* _EXERCISE_
Identify each line below containing the string "communities" and copy it.

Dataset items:
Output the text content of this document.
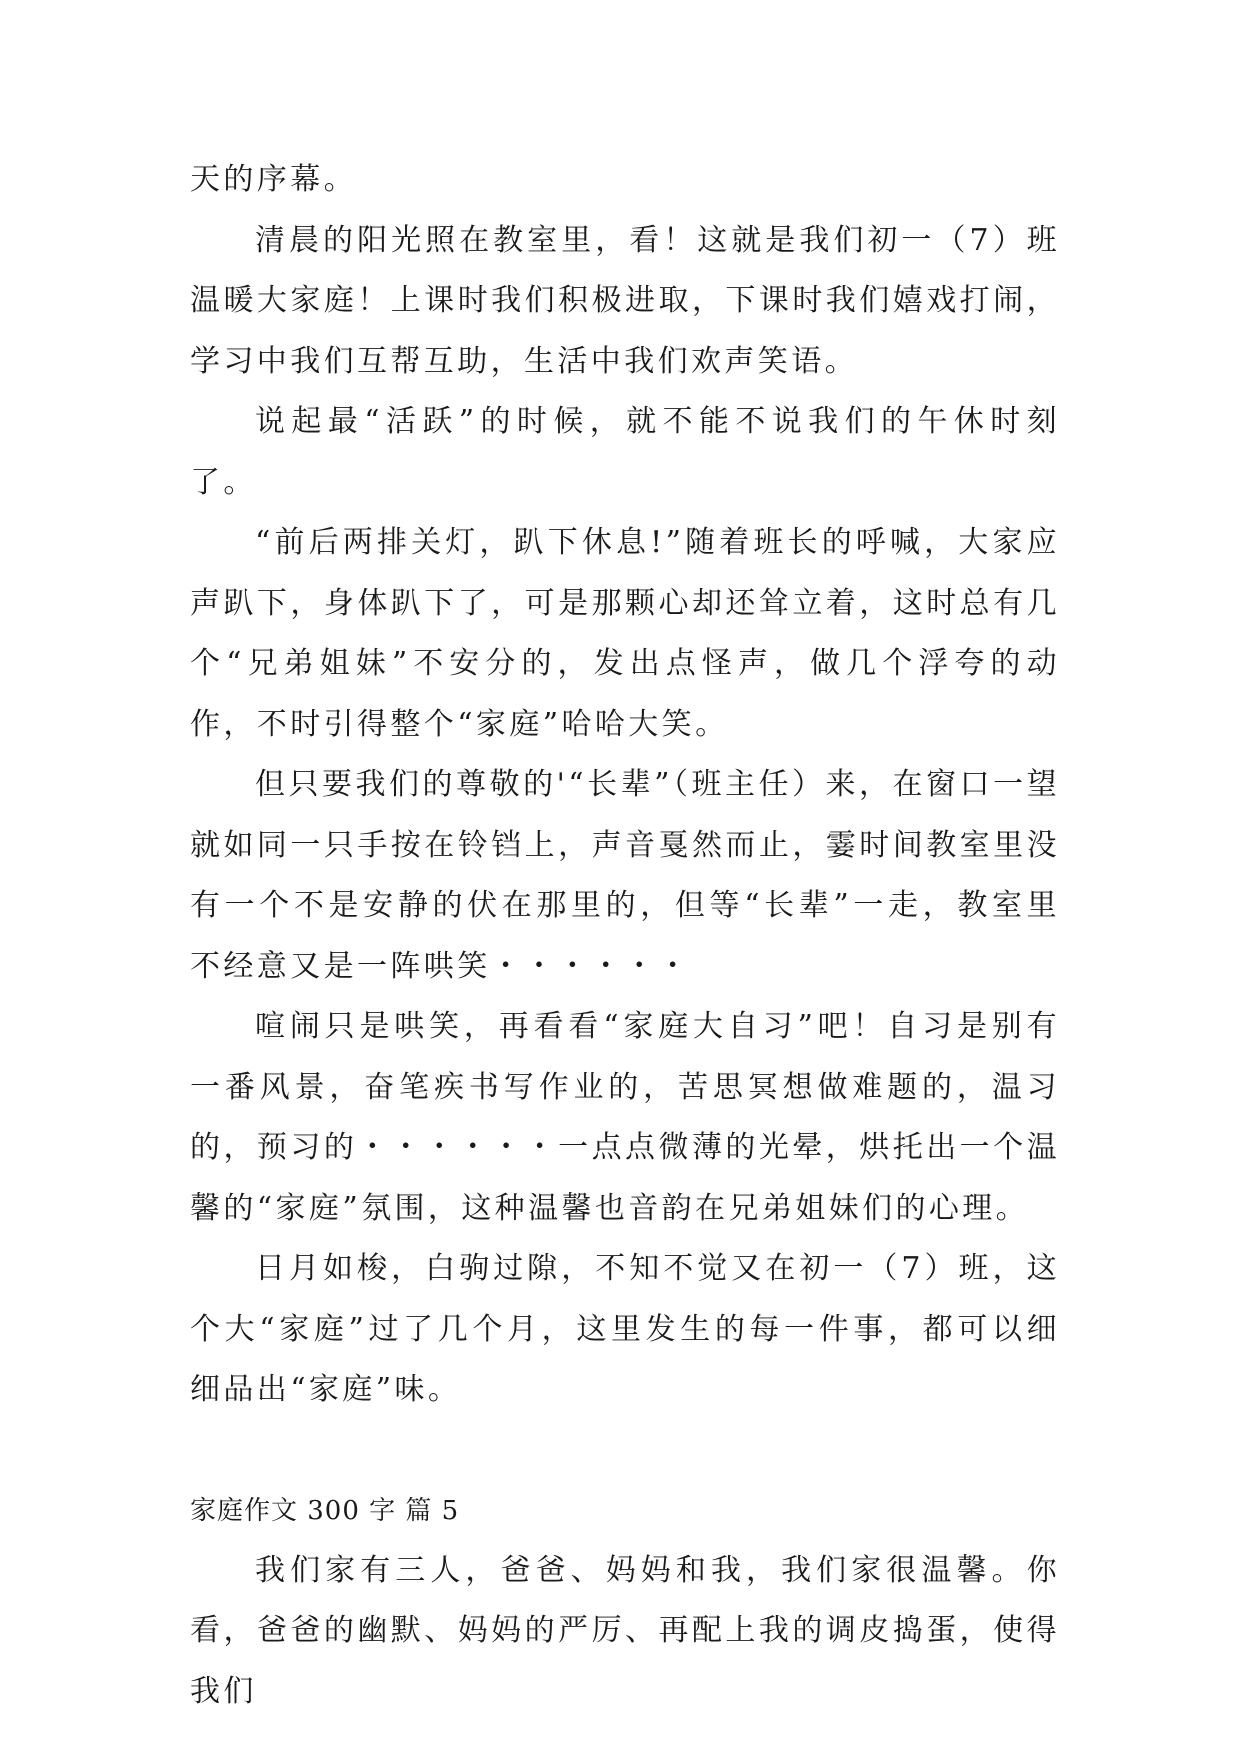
天的序幕。

清晨的阳光照在教室里，看！这就是我们初一（7）班温暖大家庭！上课时我们积极进取，下课时我们嬉戏打闹，学习中我们互帮互助，生活中我们欢声笑语。

说起最“活跃”的时候，就不能不说我们的午休时刻了。

“前后两排关灯，趴下休息!”随着班长的呼喊，大家应声趴下，身体趴下了，可是那颗心却还耸立着，这时总有几个“兄弟姐妹”不安分的，发出点怪声，做几个浮夸的动作，不时引得整个“家庭”哈哈大笑。

但只要我们的尊敬的'“长辈”（班主任）来，在窗口一望就如同一只手按在铃铛上，声音戛然而止，霎时间教室里没有一个不是安静的伏在那里的，但等“长辈”一走，教室里不经意又是一阵哄笑・・・・・・

喧闹只是哄笑，再看看“家庭大自习”吧！自习是别有一番风景，奋笔疾书写作业的，苦思冥想做难题的，温习的，预习的・・・・・・一点点微薄的光晕，烘托出一个温馨的“家庭”氛围，这种温馨也音韵在兄弟姐妹们的心理。

日月如梭，白驹过隙，不知不觉又在初一（7）班，这个大“家庭”过了几个月，这里发生的每一件事，都可以细细品出“家庭”味。

家庭作文 300 字 篇 5

我们家有三人，爸爸、妈妈和我，我们家很温馨。你看，爸爸的幽默、妈妈的严厉、再配上我的调皮捣蛋，使得我们
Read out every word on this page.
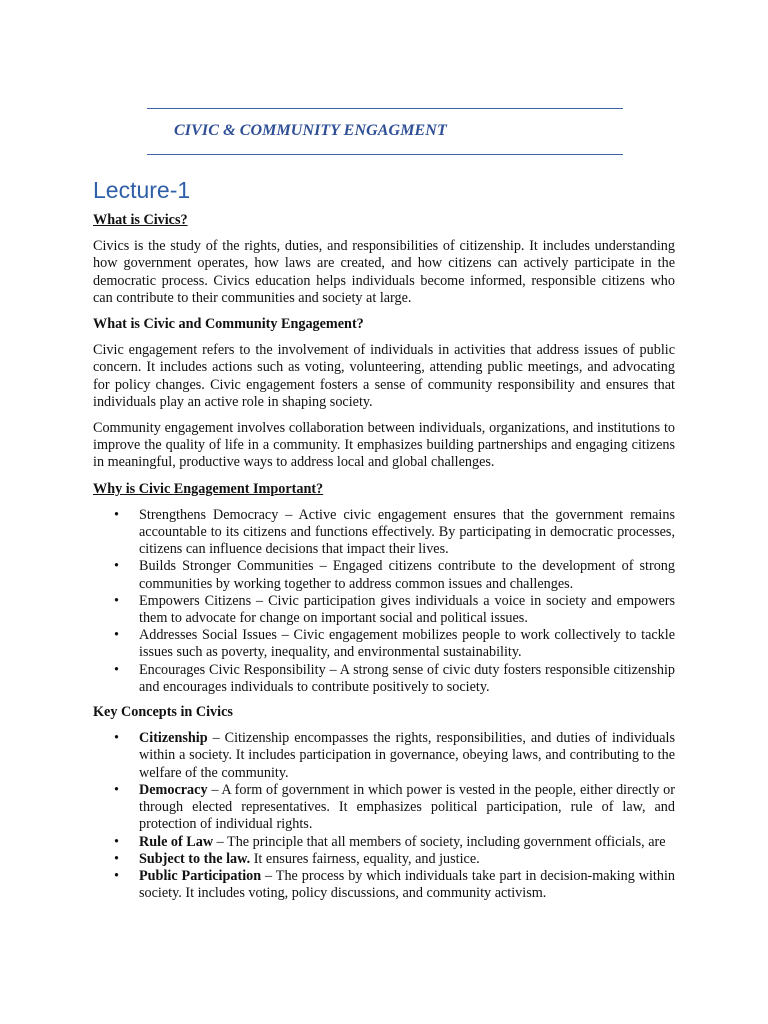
CIVIC & COMMUNITY ENGAGMENT
Lecture-1
What is Civics?

Civics is the study of the rights, duties, and responsibilities of citizenship. It includes understanding how government operates, how laws are created, and how citizens can actively participate in the democratic process. Civics education helps individuals become informed, responsible citizens who can contribute to their communities and society at large.

What is Civic and Community Engagement?

Civic engagement refers to the involvement of individuals in activities that address issues of public concern. It includes actions such as voting, volunteering, attending public meetings, and advocating for policy changes. Civic engagement fosters a sense of community responsibility and ensures that individuals play an active role in shaping society.

Community engagement involves collaboration between individuals, organizations, and institutions to improve the quality of life in a community. It emphasizes building partnerships and engaging citizens in meaningful, productive ways to address local and global challenges.

Why is Civic Engagement Important?
• Strengthens Democracy – Active civic engagement ensures that the government remains accountable to its citizens and functions effectively. By participating in democratic processes, citizens can influence decisions that impact their lives.
• Builds Stronger Communities – Engaged citizens contribute to the development of strong communities by working together to address common issues and challenges.
• Empowers Citizens – Civic participation gives individuals a voice in society and empowers them to advocate for change on important social and political issues.
• Addresses Social Issues – Civic engagement mobilizes people to work collectively to tackle issues such as poverty, inequality, and environmental sustainability.
• Encourages Civic Responsibility – A strong sense of civic duty fosters responsible citizenship and encourages individuals to contribute positively to society.
Key Concepts in Civics
• Citizenship – Citizenship encompasses the rights, responsibilities, and duties of individuals within a society. It includes participation in governance, obeying laws, and contributing to the welfare of the community.
• Democracy – A form of government in which power is vested in the people, either directly or through elected representatives. It emphasizes political participation, rule of law, and protection of individual rights.
• Rule of Law – The principle that all members of society, including government officials, are
• Subject to the law. It ensures fairness, equality, and justice.
• Public Participation – The process by which individuals take part in decision-making within society. It includes voting, policy discussions, and community activism.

* _RESPONSE TO THIS EXERCISE_
Civics is the study of the rights, duties, and responsibilities of citizenship. It includes understanding how government operates, how laws are created, and how citizens can actively participate in the democratic process. Civics education helps individuals become informed, responsible citizens who can contribute to their communities and society at large.
• Builds Stronger Communities – Engaged citizens contribute to the development of strong communities by working together to address common issues and challenges.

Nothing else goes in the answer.